▶ [YOUR OBJECTIVE] Search the records for the word "name" and pick out every line that has it.

▶ [Source data]

* Start *

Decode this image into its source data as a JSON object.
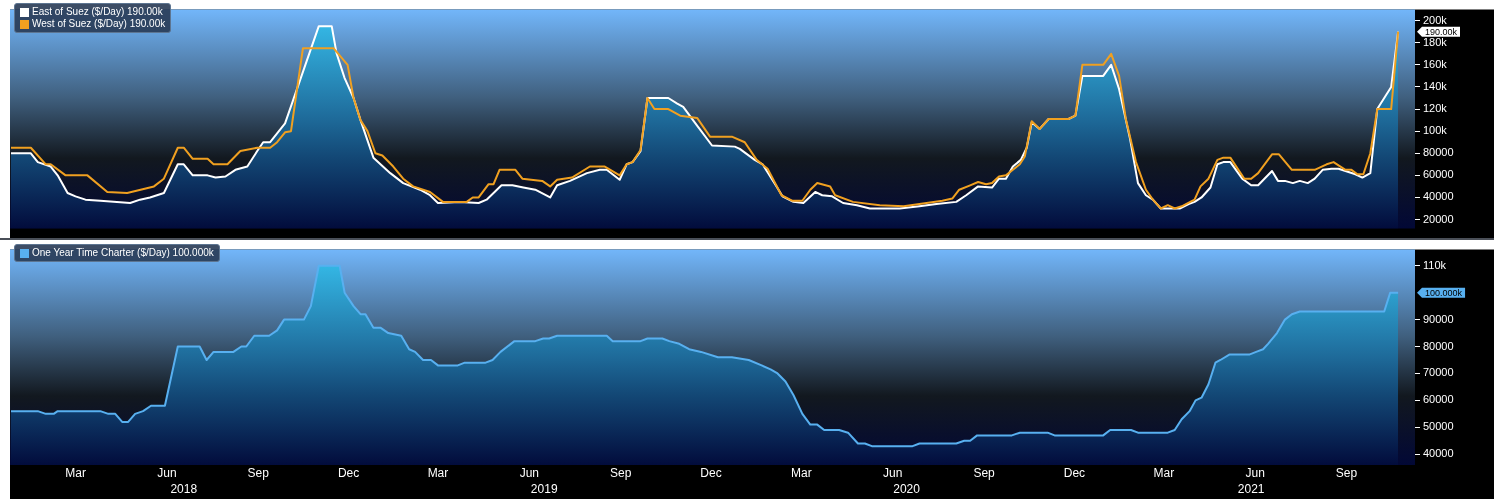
{
  "chart_data": [
    {
      "type": "line",
      "xlim": [
        "2018-01-08",
        "2021-11-23"
      ],
      "ylim": [
        12000,
        210000
      ],
      "yticks": [
        20000,
        40000,
        60000,
        80000,
        {
          "value": 100000,
          "label": "100k"
        },
        {
          "value": 120000,
          "label": "120k"
        },
        {
          "value": 140000,
          "label": "140k"
        },
        {
          "value": 160000,
          "label": "160k"
        },
        {
          "value": 180000,
          "label": "180k"
        },
        {
          "value": 200000,
          "label": "200k"
        }
      ],
      "tick_labels": "y",
      "legend": "top left",
      "series": [
        {
          "name": "East of Suez ($/Day) 190.00k",
          "type": "area",
          "color": "#ffffff",
          "x": [
            "2018-01-09",
            "2018-01-29",
            "2018-02-05",
            "2018-02-18",
            "2018-02-25",
            "2018-03-07",
            "2018-03-15",
            "2018-03-25",
            "2018-04-09",
            "2018-05-09",
            "2018-05-19",
            "2018-05-29",
            "2018-06-12",
            "2018-06-26",
            "2018-07-02",
            "2018-07-11",
            "2018-07-26",
            "2018-08-03",
            "2018-08-13",
            "2018-08-23",
            "2018-09-04",
            "2018-09-14",
            "2018-09-20",
            "2018-09-27",
            "2018-10-12",
            "2018-10-17",
            "2018-11-15",
            "2018-11-28",
            "2018-12-03",
            "2018-12-11",
            "2018-12-20",
            "2018-12-27",
            "2019-01-09",
            "2019-01-26",
            "2019-02-08",
            "2019-02-25",
            "2019-03-07",
            "2019-03-15",
            "2019-04-06",
            "2019-04-25",
            "2019-05-03",
            "2019-05-18",
            "2019-05-29",
            "2019-06-09",
            "2019-06-21",
            "2019-07-06",
            "2019-07-13",
            "2019-07-26",
            "2019-08-12",
            "2019-08-25",
            "2019-09-01",
            "2019-09-14",
            "2019-09-21",
            "2019-09-27",
            "2019-10-05",
            "2019-10-12",
            "2019-11-02",
            "2019-11-11",
            "2019-11-17",
            "2019-12-01",
            "2019-12-16",
            "2020-01-08",
            "2020-01-13",
            "2020-01-28",
            "2020-02-05",
            "2020-02-19",
            "2020-02-25",
            "2020-03-07",
            "2020-03-17",
            "2020-03-29",
            "2020-04-05",
            "2020-04-15",
            "2020-04-26",
            "2020-05-10",
            "2020-05-23",
            "2020-06-22",
            "2020-07-12",
            "2020-07-29",
            "2020-08-18",
            "2020-08-28",
            "2020-09-09",
            "2020-09-23",
            "2020-09-30",
            "2020-10-07",
            "2020-10-14",
            "2020-10-22",
            "2020-10-28",
            "2020-11-02",
            "2020-11-10",
            "2020-11-19",
            "2020-12-09",
            "2020-12-16",
            "2020-12-23",
            "2021-01-13",
            "2021-01-21",
            "2021-01-29",
            "2021-02-09",
            "2021-02-17",
            "2021-02-25",
            "2021-03-04",
            "2021-03-12",
            "2021-03-31",
            "2021-04-09",
            "2021-04-15",
            "2021-04-22",
            "2021-05-01",
            "2021-05-08",
            "2021-05-14",
            "2021-05-21",
            "2021-06-02",
            "2021-06-11",
            "2021-06-18",
            "2021-07-02",
            "2021-07-08",
            "2021-07-15",
            "2021-07-23",
            "2021-07-30",
            "2021-08-07",
            "2021-08-14",
            "2021-08-22",
            "2021-08-31",
            "2021-09-07",
            "2021-09-24",
            "2021-10-01",
            "2021-10-09",
            "2021-10-16",
            "2021-10-30",
            "2021-11-06"
          ],
          "values": [
            80000,
            80000,
            72000,
            68000,
            60000,
            44000,
            41000,
            38000,
            37000,
            35000,
            38000,
            40000,
            44000,
            70000,
            70000,
            60000,
            60000,
            58000,
            59000,
            65000,
            68000,
            82000,
            90000,
            90000,
            107000,
            120000,
            195000,
            195000,
            170000,
            148000,
            130000,
            110000,
            76000,
            62000,
            53000,
            47000,
            42000,
            35000,
            36000,
            35000,
            38000,
            51000,
            51000,
            49000,
            47000,
            40000,
            51000,
            55000,
            62000,
            65000,
            65000,
            56000,
            70000,
            72000,
            82000,
            130000,
            130000,
            125000,
            122000,
            105000,
            87000,
            86000,
            84000,
            74000,
            70000,
            50000,
            41000,
            36000,
            35000,
            45000,
            42000,
            41000,
            35000,
            33000,
            30000,
            30000,
            32000,
            34000,
            36000,
            42000,
            50000,
            49000,
            57000,
            57000,
            68000,
            74000,
            85000,
            108000,
            102000,
            111000,
            111000,
            114000,
            150000,
            150000,
            160000,
            138000,
            93000,
            53000,
            42000,
            38000,
            30000,
            30000,
            34000,
            36000,
            40000,
            49000,
            70000,
            72000,
            72000,
            57000,
            51000,
            51000,
            64000,
            55000,
            55000,
            53000,
            55000,
            53000,
            57000,
            65000,
            66000,
            66000,
            61000,
            58000,
            62000,
            120000,
            140000,
            190000
          ]
        },
        {
          "name": "West of Suez ($/Day) 190.00k",
          "color": "#f0a020",
          "x": [
            "2018-01-09",
            "2018-01-29",
            "2018-02-13",
            "2018-02-18",
            "2018-03-05",
            "2018-03-27",
            "2018-04-16",
            "2018-05-06",
            "2018-06-02",
            "2018-06-12",
            "2018-06-26",
            "2018-07-02",
            "2018-07-11",
            "2018-07-26",
            "2018-08-01",
            "2018-08-15",
            "2018-08-28",
            "2018-09-14",
            "2018-09-27",
            "2018-10-04",
            "2018-10-12",
            "2018-10-18",
            "2018-10-30",
            "2018-11-30",
            "2018-12-14",
            "2018-12-20",
            "2018-12-27",
            "2019-01-03",
            "2019-01-11",
            "2019-01-18",
            "2019-01-29",
            "2019-02-08",
            "2019-02-18",
            "2019-03-07",
            "2019-03-20",
            "2019-04-13",
            "2019-04-19",
            "2019-04-25",
            "2019-05-05",
            "2019-05-10",
            "2019-05-16",
            "2019-06-01",
            "2019-06-08",
            "2019-06-28",
            "2019-07-06",
            "2019-07-13",
            "2019-07-28",
            "2019-08-15",
            "2019-08-30",
            "2019-09-14",
            "2019-09-21",
            "2019-09-27",
            "2019-10-05",
            "2019-10-12",
            "2019-10-19",
            "2019-11-02",
            "2019-11-14",
            "2019-12-01",
            "2019-12-14",
            "2020-01-05",
            "2020-01-18",
            "2020-01-30",
            "2020-02-10",
            "2020-02-24",
            "2020-03-06",
            "2020-03-16",
            "2020-03-24",
            "2020-03-31",
            "2020-04-13",
            "2020-04-18",
            "2020-05-06",
            "2020-06-02",
            "2020-06-26",
            "2020-07-19",
            "2020-08-04",
            "2020-08-14",
            "2020-08-21",
            "2020-09-01",
            "2020-09-09",
            "2020-09-17",
            "2020-09-23",
            "2020-09-30",
            "2020-10-07",
            "2020-10-14",
            "2020-10-21",
            "2020-10-26",
            "2020-11-02",
            "2020-11-10",
            "2020-11-19",
            "2020-12-09",
            "2020-12-16",
            "2020-12-23",
            "2021-01-13",
            "2021-01-21",
            "2021-01-29",
            "2021-02-05",
            "2021-02-15",
            "2021-02-25",
            "2021-03-04",
            "2021-03-12",
            "2021-03-19",
            "2021-03-26",
            "2021-04-02",
            "2021-04-15",
            "2021-04-21",
            "2021-04-29",
            "2021-05-08",
            "2021-05-14",
            "2021-05-21",
            "2021-06-04",
            "2021-06-11",
            "2021-06-18",
            "2021-07-02",
            "2021-07-09",
            "2021-07-22",
            "2021-08-14",
            "2021-08-26",
            "2021-09-02",
            "2021-09-07",
            "2021-09-14",
            "2021-09-20",
            "2021-09-26",
            "2021-10-02",
            "2021-10-09",
            "2021-10-16",
            "2021-10-30",
            "2021-11-06"
          ],
          "values": [
            85000,
            85000,
            70000,
            70000,
            60000,
            60000,
            45000,
            44000,
            50000,
            57000,
            85000,
            85000,
            75000,
            75000,
            70000,
            70000,
            82000,
            85000,
            85000,
            90000,
            99000,
            100000,
            175000,
            175000,
            160000,
            130000,
            110000,
            100000,
            80000,
            78000,
            68000,
            57000,
            50000,
            45000,
            36000,
            36000,
            40000,
            40000,
            52000,
            52000,
            65000,
            65000,
            57000,
            55000,
            50000,
            56000,
            58000,
            68000,
            68000,
            60000,
            70000,
            72000,
            83000,
            130000,
            120000,
            120000,
            114000,
            112000,
            95000,
            95000,
            90000,
            74000,
            66000,
            42000,
            37000,
            37000,
            47000,
            53000,
            50000,
            42000,
            36000,
            33000,
            32000,
            35000,
            37000,
            39000,
            47000,
            51000,
            54000,
            52000,
            53000,
            59000,
            60000,
            65000,
            70000,
            77000,
            109000,
            102000,
            111000,
            111000,
            114000,
            160000,
            160000,
            170000,
            150000,
            110000,
            72000,
            47000,
            38000,
            30000,
            33000,
            30000,
            32000,
            38000,
            50000,
            57000,
            74000,
            76000,
            76000,
            57000,
            57000,
            62000,
            79000,
            79000,
            65000,
            65000,
            70000,
            72000,
            69000,
            65000,
            65000,
            61000,
            61000,
            80000,
            120000,
            120000,
            190000
          ]
        }
      ],
      "annotations": [
        {
          "text": "190.00k",
          "x": "2021-11-06",
          "y": 190000
        }
      ]
    },
    {
      "type": "area",
      "xlim": [
        "2018-01-08",
        "2021-11-23"
      ],
      "ylim": [
        36000,
        116000
      ],
      "yticks": [
        40000,
        50000,
        60000,
        70000,
        80000,
        90000,
        {
          "value": 110000,
          "label": "110k"
        }
      ],
      "xticks": [
        {
          "value": "2018-03-15",
          "label": "Mar"
        },
        {
          "value": "2018-06-15",
          "label": "Jun"
        },
        {
          "value": "2018-09-15",
          "label": "Sep"
        },
        {
          "value": "2018-12-15",
          "label": "Dec"
        },
        {
          "value": "2019-03-15",
          "label": "Mar"
        },
        {
          "value": "2019-06-15",
          "label": "Jun"
        },
        {
          "value": "2019-09-15",
          "label": "Sep"
        },
        {
          "value": "2019-12-15",
          "label": "Dec"
        },
        {
          "value": "2020-03-15",
          "label": "Mar"
        },
        {
          "value": "2020-06-15",
          "label": "Jun"
        },
        {
          "value": "2020-09-15",
          "label": "Sep"
        },
        {
          "value": "2020-12-15",
          "label": "Dec"
        },
        {
          "value": "2021-03-15",
          "label": "Mar"
        },
        {
          "value": "2021-06-15",
          "label": "Jun"
        },
        {
          "value": "2021-09-15",
          "label": "Sep"
        }
      ],
      "x2lim": [
        "2018-01-08",
        "2021-11-23"
      ],
      "x2ticks": [
        {
          "value": "2018-07-02",
          "label": "2018"
        },
        {
          "value": "2019-06-30",
          "label": "2019"
        },
        {
          "value": "2020-06-29",
          "label": "2020"
        },
        {
          "value": "2021-06-11",
          "label": "2021"
        }
      ],
      "legend": "top left",
      "series": [
        {
          "name": "One Year Time Charter ($/Day) 100.000k",
          "color": "#58b0f0",
          "x": [
            "2018-01-09",
            "2018-02-05",
            "2018-02-13",
            "2018-02-21",
            "2018-02-25",
            "2018-04-09",
            "2018-04-17",
            "2018-04-24",
            "2018-05-01",
            "2018-05-07",
            "2018-05-14",
            "2018-05-22",
            "2018-05-30",
            "2018-06-13",
            "2018-06-26",
            "2018-07-18",
            "2018-07-25",
            "2018-08-01",
            "2018-08-21",
            "2018-08-29",
            "2018-09-03",
            "2018-09-11",
            "2018-09-26",
            "2018-10-04",
            "2018-10-11",
            "2018-10-31",
            "2018-11-07",
            "2018-11-15",
            "2018-12-06",
            "2018-12-11",
            "2018-12-20",
            "2018-12-27",
            "2019-01-01",
            "2019-01-09",
            "2019-01-16",
            "2019-01-24",
            "2019-02-06",
            "2019-02-14",
            "2019-02-20",
            "2019-02-28",
            "2019-03-08",
            "2019-03-15",
            "2019-04-04",
            "2019-04-11",
            "2019-05-02",
            "2019-05-09",
            "2019-05-17",
            "2019-05-31",
            "2019-06-21",
            "2019-06-29",
            "2019-07-05",
            "2019-07-13",
            "2019-09-01",
            "2019-09-07",
            "2019-10-05",
            "2019-10-12",
            "2019-10-27",
            "2019-11-03",
            "2019-11-13",
            "2019-11-23",
            "2019-12-05",
            "2019-12-22",
            "2020-01-05",
            "2020-01-22",
            "2020-02-04",
            "2020-02-13",
            "2020-02-20",
            "2020-02-28",
            "2020-03-07",
            "2020-03-16",
            "2020-03-24",
            "2020-03-31",
            "2020-04-07",
            "2020-04-22",
            "2020-05-01",
            "2020-05-11",
            "2020-05-18",
            "2020-05-25",
            "2020-07-05",
            "2020-07-12",
            "2020-08-18",
            "2020-08-26",
            "2020-09-01",
            "2020-09-08",
            "2020-10-13",
            "2020-10-21",
            "2020-11-18",
            "2020-11-25",
            "2021-01-13",
            "2021-01-20",
            "2021-02-10",
            "2021-02-17",
            "2021-03-19",
            "2021-03-26",
            "2021-04-02",
            "2021-04-10",
            "2021-04-16",
            "2021-04-22",
            "2021-04-29",
            "2021-05-06",
            "2021-05-11",
            "2021-05-20",
            "2021-06-09",
            "2021-06-16",
            "2021-06-23",
            "2021-06-28",
            "2021-07-07",
            "2021-07-15",
            "2021-07-22",
            "2021-07-30",
            "2021-10-23",
            "2021-10-29",
            "2021-11-06"
          ],
          "values": [
            56000,
            56000,
            55000,
            55000,
            56000,
            56000,
            55000,
            55000,
            52000,
            52000,
            55000,
            56000,
            58000,
            58000,
            80000,
            80000,
            75000,
            78000,
            78000,
            80000,
            80000,
            84000,
            84000,
            86000,
            90000,
            90000,
            95000,
            110000,
            110000,
            100000,
            95000,
            92000,
            92000,
            87000,
            87000,
            85000,
            84000,
            79000,
            78000,
            75000,
            75000,
            73000,
            73000,
            74000,
            74000,
            75000,
            78000,
            82000,
            82000,
            83000,
            83000,
            84000,
            84000,
            82000,
            82000,
            83000,
            83000,
            82000,
            81000,
            79000,
            78000,
            76000,
            76000,
            75000,
            73000,
            71500,
            70000,
            67000,
            62000,
            55000,
            51000,
            51000,
            49000,
            49000,
            48000,
            44000,
            44000,
            43000,
            43000,
            44000,
            44000,
            45000,
            45000,
            47000,
            47000,
            48000,
            48000,
            47000,
            47000,
            49000,
            49000,
            48000,
            48000,
            49000,
            53000,
            56000,
            60000,
            61000,
            66000,
            74000,
            75000,
            77000,
            77000,
            78000,
            79000,
            81000,
            85000,
            90000,
            92000,
            93000,
            93000,
            100000,
            100000
          ]
        }
      ],
      "annotations": [
        {
          "text": "100.000k",
          "x": "2021-11-06",
          "y": 100000
        }
      ]
    }
  ]
}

* End *

▶ [COMPLETE ANSWER]
          "name": "East of Suez ($/Day) 190.00k",
          "name": "West of Suez ($/Day) 190.00k",
          "name": "One Year Time Charter ($/Day) 100.000k",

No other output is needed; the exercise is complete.